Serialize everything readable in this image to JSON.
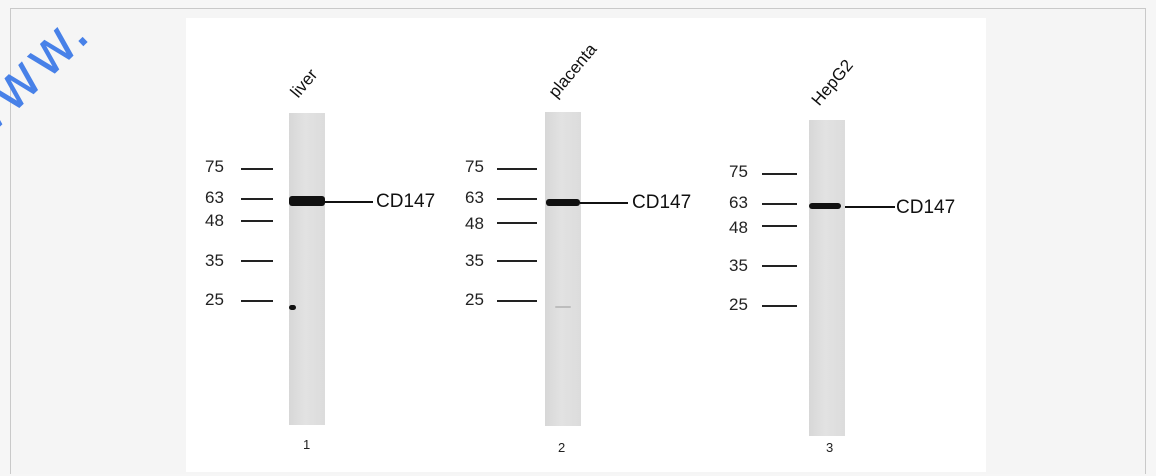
{
  "watermark": "www.",
  "lanes": [
    {
      "sample": "liver",
      "number": "1",
      "markers": [
        "75",
        "63",
        "48",
        "35",
        "25"
      ],
      "protein": "CD147"
    },
    {
      "sample": "placenta",
      "number": "2",
      "markers": [
        "75",
        "63",
        "48",
        "35",
        "25"
      ],
      "protein": "CD147"
    },
    {
      "sample": "HepG2",
      "number": "3",
      "markers": [
        "75",
        "63",
        "48",
        "35",
        "25"
      ],
      "protein": "CD147"
    }
  ]
}
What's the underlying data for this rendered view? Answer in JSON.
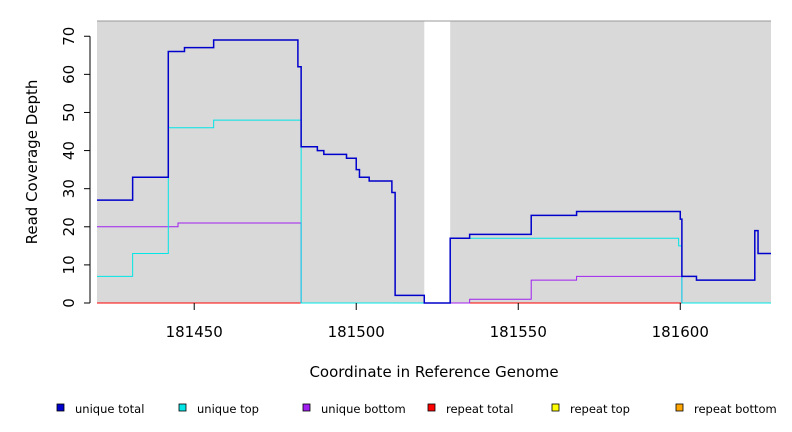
{
  "chart_data": {
    "type": "line",
    "xlabel": "Coordinate in Reference Genome",
    "ylabel": "Read Coverage Depth",
    "xlim": [
      181420,
      181628
    ],
    "ylim": [
      0,
      74
    ],
    "x_ticks": [
      181450,
      181500,
      181550,
      181600
    ],
    "y_ticks": [
      0,
      10,
      20,
      30,
      40,
      50,
      60,
      70
    ],
    "background": "#d9d9d9",
    "gap_regions": [
      [
        181521,
        181529
      ]
    ],
    "legend_position": "bottom",
    "series": [
      {
        "name": "unique total",
        "color": "#0000cc",
        "steps": [
          [
            181420,
            27
          ],
          [
            181431,
            33
          ],
          [
            181442,
            66
          ],
          [
            181447,
            67
          ],
          [
            181456,
            69
          ],
          [
            181482,
            62
          ],
          [
            181483,
            41
          ],
          [
            181488,
            40
          ],
          [
            181490,
            39
          ],
          [
            181497,
            38
          ],
          [
            181500,
            35
          ],
          [
            181501,
            33
          ],
          [
            181504,
            32
          ],
          [
            181511,
            29
          ],
          [
            181512,
            2
          ],
          [
            181521,
            0
          ],
          [
            181529,
            17
          ],
          [
            181535,
            18
          ],
          [
            181554,
            23
          ],
          [
            181568,
            24
          ],
          [
            181600,
            22
          ],
          [
            181600.5,
            7
          ],
          [
            181605,
            6
          ],
          [
            181623,
            19
          ],
          [
            181624,
            13
          ],
          [
            181628,
            13
          ]
        ]
      },
      {
        "name": "unique top",
        "color": "#00e5e5",
        "steps": [
          [
            181420,
            7
          ],
          [
            181431,
            13
          ],
          [
            181442,
            46
          ],
          [
            181456,
            48
          ],
          [
            181483,
            0
          ],
          [
            181529,
            17
          ],
          [
            181599.5,
            15
          ],
          [
            181600.5,
            0
          ],
          [
            181628,
            0
          ]
        ]
      },
      {
        "name": "unique bottom",
        "color": "#a020f0",
        "steps": [
          [
            181420,
            20
          ],
          [
            181445,
            21
          ],
          [
            181483,
            0
          ],
          [
            181535,
            1
          ],
          [
            181554,
            6
          ],
          [
            181568,
            7
          ],
          [
            181600.5,
            0
          ],
          [
            181628,
            0
          ]
        ]
      },
      {
        "name": "repeat total",
        "color": "#ff0000",
        "steps": [
          [
            181420,
            0
          ],
          [
            181628,
            0
          ]
        ]
      },
      {
        "name": "repeat top",
        "color": "#ffff00",
        "steps": [
          [
            181420,
            0
          ],
          [
            181628,
            0
          ]
        ]
      },
      {
        "name": "repeat bottom",
        "color": "#ffa500",
        "steps": [
          [
            181420,
            0
          ],
          [
            181628,
            0
          ]
        ]
      }
    ]
  }
}
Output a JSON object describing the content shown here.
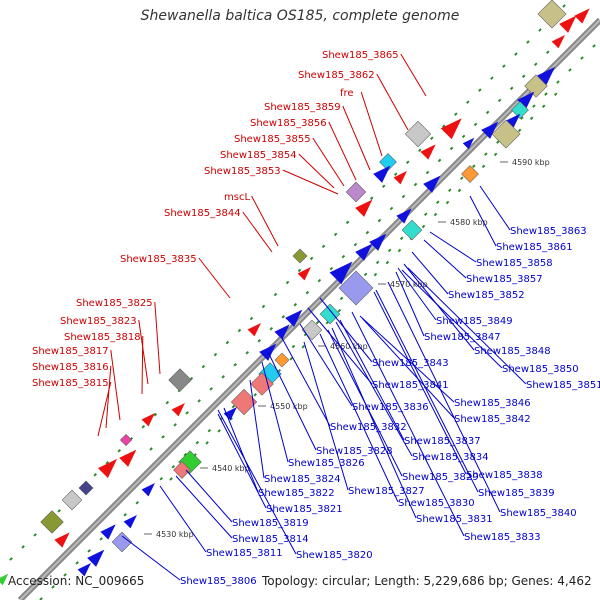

# [Prompt]
The records above should be returned word for word, with every picture left out.

# [Result for this task]
Serialize everything readable in this image to JSON.
{
  "watermark": "www.",
  "lanes": [
    {
      "sample": "liver",
      "number": "1",
      "markers": [
        "75",
        "63",
        "48",
        "35",
        "25"
      ],
      "protein": "CD147"
    },
    {
      "sample": "placenta",
      "number": "2",
      "markers": [
        "75",
        "63",
        "48",
        "35",
        "25"
      ],
      "protein": "CD147"
    },
    {
      "sample": "HepG2",
      "number": "3",
      "markers": [
        "75",
        "63",
        "48",
        "35",
        "25"
      ],
      "protein": "CD147"
    }
  ]
}
What's the underlying data for this rendered view? Answer in JSON.
{
  "chart_data": {
    "type": "line",
    "xlabel": "Coordinate in Reference Genome",
    "ylabel": "Read Coverage Depth",
    "xlim": [
      181420,
      181628
    ],
    "ylim": [
      0,
      74
    ],
    "x_ticks": [
      181450,
      181500,
      181550,
      181600
    ],
    "y_ticks": [
      0,
      10,
      20,
      30,
      40,
      50,
      60,
      70
    ],
    "background": "#d9d9d9",
    "gap_regions": [
      [
        181521,
        181529
      ]
    ],
    "legend_position": "bottom",
    "series": [
      {
        "name": "unique total",
        "color": "#0000cc",
        "steps": [
          [
            181420,
            27
          ],
          [
            181431,
            33
          ],
          [
            181442,
            66
          ],
          [
            181447,
            67
          ],
          [
            181456,
            69
          ],
          [
            181482,
            62
          ],
          [
            181483,
            41
          ],
          [
            181488,
            40
          ],
          [
            181490,
            39
          ],
          [
            181497,
            38
          ],
          [
            181500,
            35
          ],
          [
            181501,
            33
          ],
          [
            181504,
            32
          ],
          [
            181511,
            29
          ],
          [
            181512,
            2
          ],
          [
            181521,
            0
          ],
          [
            181529,
            17
          ],
          [
            181535,
            18
          ],
          [
            181554,
            23
          ],
          [
            181568,
            24
          ],
          [
            181600,
            22
          ],
          [
            181600.5,
            7
          ],
          [
            181605,
            6
          ],
          [
            181623,
            19
          ],
          [
            181624,
            13
          ],
          [
            181628,
            13
          ]
        ]
      },
      {
        "name": "unique top",
        "color": "#00e5e5",
        "steps": [
          [
            181420,
            7
          ],
          [
            181431,
            13
          ],
          [
            181442,
            46
          ],
          [
            181456,
            48
          ],
          [
            181483,
            0
          ],
          [
            181529,
            17
          ],
          [
            181599.5,
            15
          ],
          [
            181600.5,
            0
          ],
          [
            181628,
            0
          ]
        ]
      },
      {
        "name": "unique bottom",
        "color": "#a020f0",
        "steps": [
          [
            181420,
            20
          ],
          [
            181445,
            21
          ],
          [
            181483,
            0
          ],
          [
            181535,
            1
          ],
          [
            181554,
            6
          ],
          [
            181568,
            7
          ],
          [
            181600.5,
            0
          ],
          [
            181628,
            0
          ]
        ]
      },
      {
        "name": "repeat total",
        "color": "#ff0000",
        "steps": [
          [
            181420,
            0
          ],
          [
            181628,
            0
          ]
        ]
      },
      {
        "name": "repeat top",
        "color": "#ffff00",
        "steps": [
          [
            181420,
            0
          ],
          [
            181628,
            0
          ]
        ]
      },
      {
        "name": "repeat bottom",
        "color": "#ffa500",
        "steps": [
          [
            181420,
            0
          ],
          [
            181628,
            0
          ]
        ]
      }
    ]
  }
}
Output a JSON object describing the content shown here.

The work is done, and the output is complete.